• The task
Go through the records and copy each line where the word "icon" occurs.

• Stored records
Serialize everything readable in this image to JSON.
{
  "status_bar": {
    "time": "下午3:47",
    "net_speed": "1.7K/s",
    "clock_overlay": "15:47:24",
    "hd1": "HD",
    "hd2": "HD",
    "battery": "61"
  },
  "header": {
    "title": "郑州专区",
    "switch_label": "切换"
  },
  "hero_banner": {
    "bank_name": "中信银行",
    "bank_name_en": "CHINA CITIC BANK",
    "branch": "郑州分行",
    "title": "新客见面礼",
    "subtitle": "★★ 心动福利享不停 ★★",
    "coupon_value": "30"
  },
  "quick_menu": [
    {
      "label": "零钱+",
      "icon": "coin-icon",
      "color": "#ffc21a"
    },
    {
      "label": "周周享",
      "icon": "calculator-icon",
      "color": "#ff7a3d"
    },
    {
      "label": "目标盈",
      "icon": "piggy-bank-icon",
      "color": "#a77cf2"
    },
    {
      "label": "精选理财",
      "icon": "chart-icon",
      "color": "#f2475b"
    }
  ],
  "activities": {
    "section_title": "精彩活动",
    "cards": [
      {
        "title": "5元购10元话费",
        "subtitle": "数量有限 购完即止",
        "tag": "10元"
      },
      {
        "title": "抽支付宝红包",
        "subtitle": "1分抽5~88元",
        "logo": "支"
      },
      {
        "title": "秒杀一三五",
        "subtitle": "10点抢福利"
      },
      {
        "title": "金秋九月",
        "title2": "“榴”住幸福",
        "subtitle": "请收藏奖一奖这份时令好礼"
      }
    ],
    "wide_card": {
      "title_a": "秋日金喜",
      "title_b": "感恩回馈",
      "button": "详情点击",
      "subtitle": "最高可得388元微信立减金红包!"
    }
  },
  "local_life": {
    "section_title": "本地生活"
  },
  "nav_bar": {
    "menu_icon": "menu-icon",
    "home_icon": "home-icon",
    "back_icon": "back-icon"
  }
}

• Full answer
      "icon": "coin-icon",
      "icon": "calculator-icon",
      "icon": "piggy-bank-icon",
      "icon": "chart-icon",
    "menu_icon": "menu-icon",
    "home_icon": "home-icon",
    "back_icon": "back-icon"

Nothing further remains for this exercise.